**PROBLEM DETAILS**
Starting at the beginning of the rows and stopping after the line that contains "The pneumatic tire 20FL is at (769, 189).", express each line as a string in a JSON list, skipping blank lines and leaving out the pictures.

**MATERIAL SHOWN**
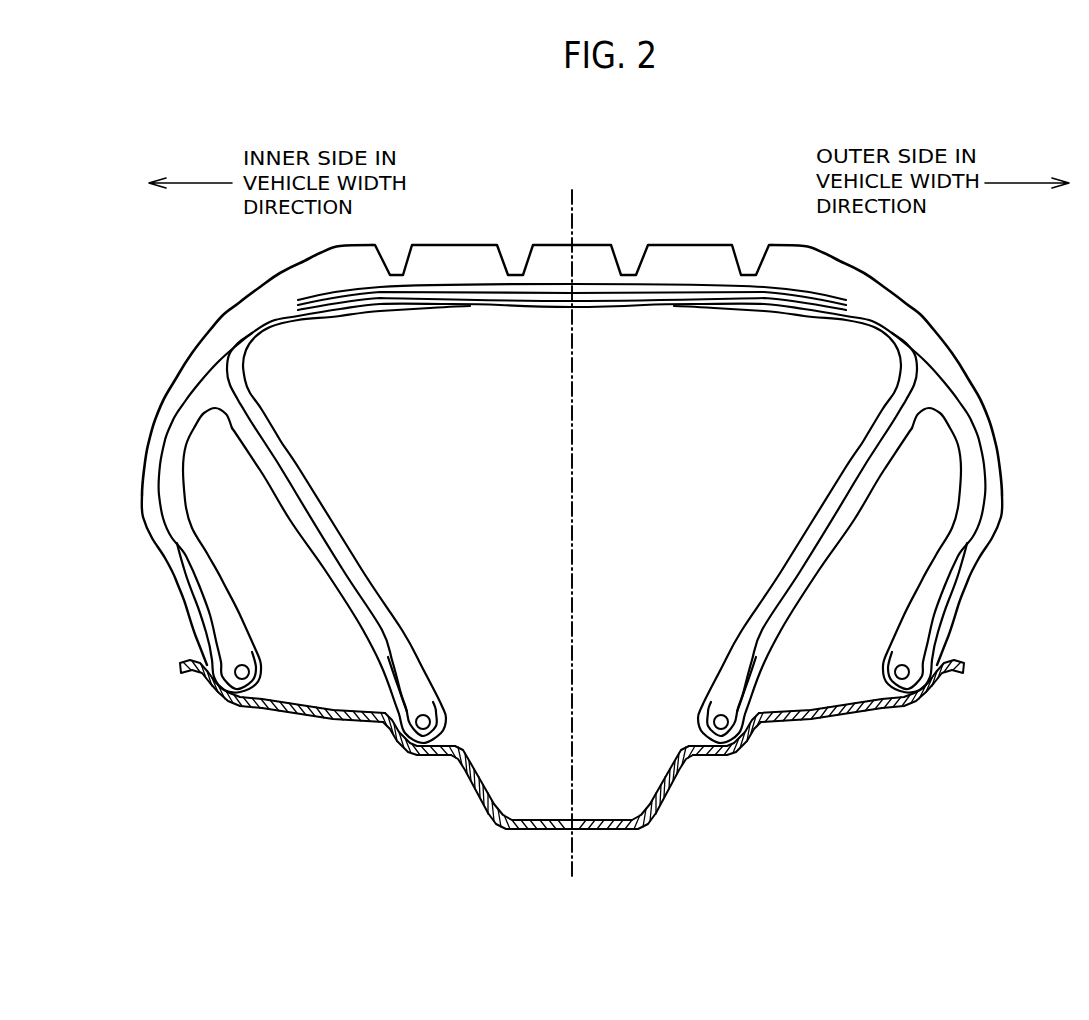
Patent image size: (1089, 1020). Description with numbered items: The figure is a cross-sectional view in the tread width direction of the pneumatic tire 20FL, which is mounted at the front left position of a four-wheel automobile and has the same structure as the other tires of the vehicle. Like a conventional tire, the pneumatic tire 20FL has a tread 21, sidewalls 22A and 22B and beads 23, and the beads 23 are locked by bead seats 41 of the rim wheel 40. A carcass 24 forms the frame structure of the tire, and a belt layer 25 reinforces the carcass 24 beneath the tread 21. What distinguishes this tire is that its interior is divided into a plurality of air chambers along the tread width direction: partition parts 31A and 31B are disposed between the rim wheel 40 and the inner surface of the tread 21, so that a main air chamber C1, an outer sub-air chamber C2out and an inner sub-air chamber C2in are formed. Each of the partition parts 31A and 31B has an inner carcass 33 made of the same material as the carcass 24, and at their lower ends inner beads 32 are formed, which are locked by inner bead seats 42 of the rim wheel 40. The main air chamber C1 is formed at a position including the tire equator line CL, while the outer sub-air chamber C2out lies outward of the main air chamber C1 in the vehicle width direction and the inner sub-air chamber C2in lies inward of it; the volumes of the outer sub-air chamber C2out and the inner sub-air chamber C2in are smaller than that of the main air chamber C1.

The pneumatic tire 20FL is at (769, 189).
The tread 21 is at (689, 244).
The sidewall 22A is at (996, 412).
The sidewall 22B is at (146, 449).
The bead 23 is at (193, 632).
The carcass 24 is at (162, 494).
The belt layer 25 is at (463, 285).
The partition part 31A is at (817, 508).
The partition part 31B is at (331, 513).
The inner bead 32 is at (447, 721).
The inner carcass 33 is at (347, 570).
The rim wheel 40 is at (815, 714).
The bead seat 41 is at (254, 710).
The inner bead seat 42 is at (447, 740).
The tire equator line CL is at (571, 225).
The main air chamber C1 is at (633, 463).
The inner sub-air chamber C2in is at (303, 601).
The outer sub-air chamber C2out is at (898, 601).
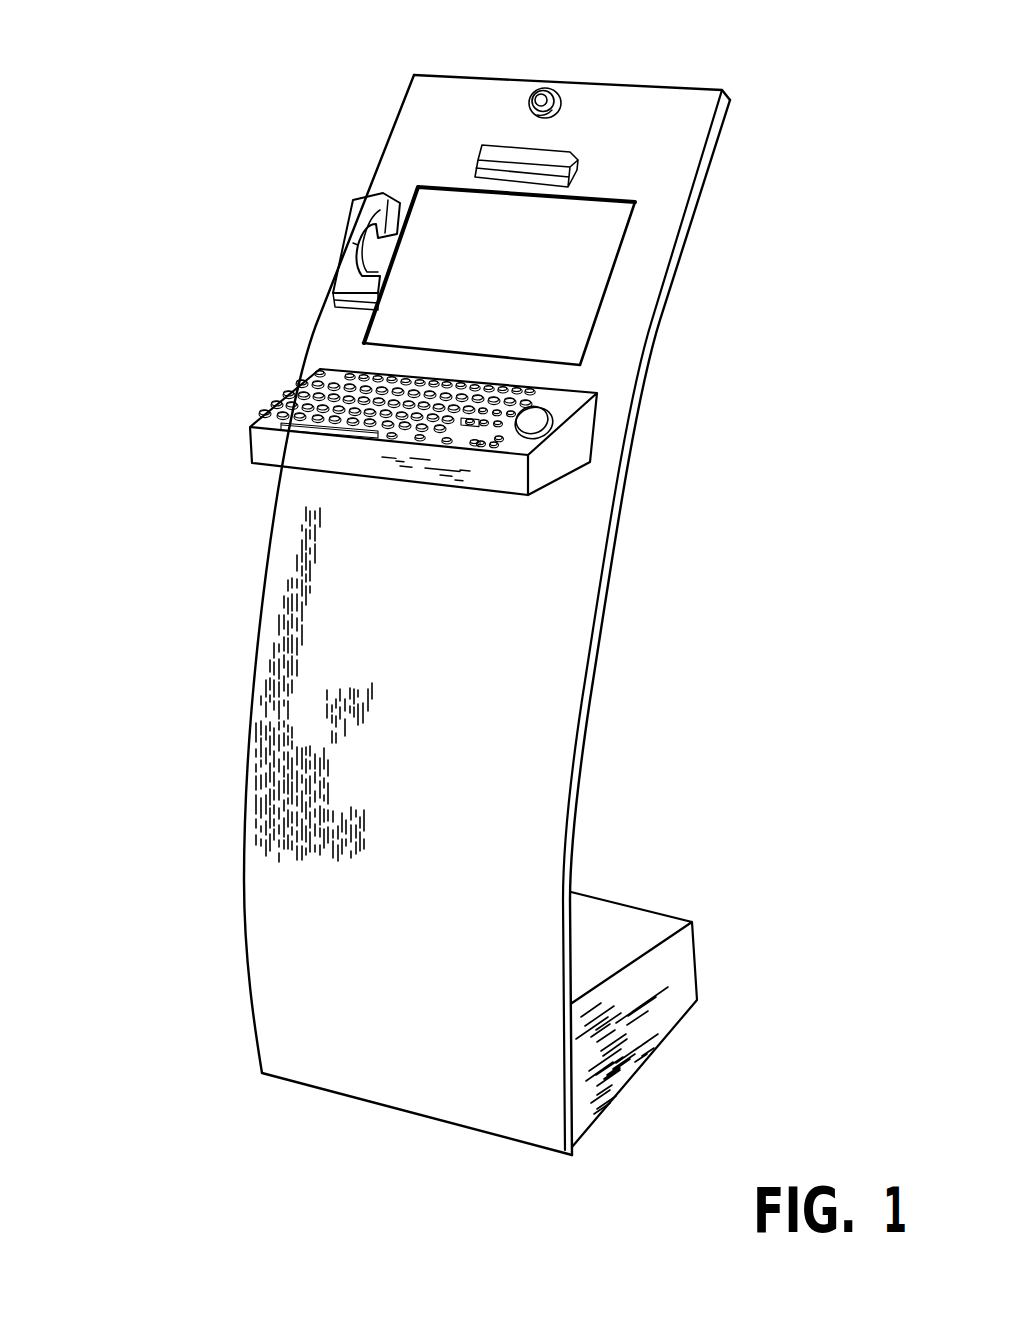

**RESPONSE FOR THIS EXERCISE**
[
  "Patent image size: (1089, 1020). Description with numbered items: The figure is a cross-sectional view in the tread width direction of the pneumatic tire 20FL, which is mounted at the front left position of a four-wheel automobile and has the same structure as the other tires of the vehicle. Like a conventional tire, the pneumatic tire 20FL has a tread 21, sidewalls 22A and 22B and beads 23, and the beads 23 are locked by bead seats 41 of the rim wheel 40. A carcass 24 forms the frame structure of the tire, and a belt layer 25 reinforces the carcass 24 beneath the tread 21. What distinguishes this tire is that its interior is divided into a plurality of air chambers along the tread width direction: partition parts 31A and 31B are disposed between the rim wheel 40 and the inner surface of the tread 21, so that a main air chamber C1, an outer sub-air chamber C2out and an inner sub-air chamber C2in are formed. Each of the partition parts 31A and 31B has an inner carcass 33 made of the same material as the carcass 24, and at their lower ends inner beads 32 are formed, which are locked by inner bead seats 42 of the rim wheel 40. The main air chamber C1 is formed at a position including the tire equator line CL, while the outer sub-air chamber C2out lies outward of the main air chamber C1 in the vehicle width direction and the inner sub-air chamber C2in lies inward of it; the volumes of the outer sub-air chamber C2out and the inner sub-air chamber C2in are smaller than that of the main air chamber C1.",
  "The pneumatic tire 20FL is at (769, 189)."
]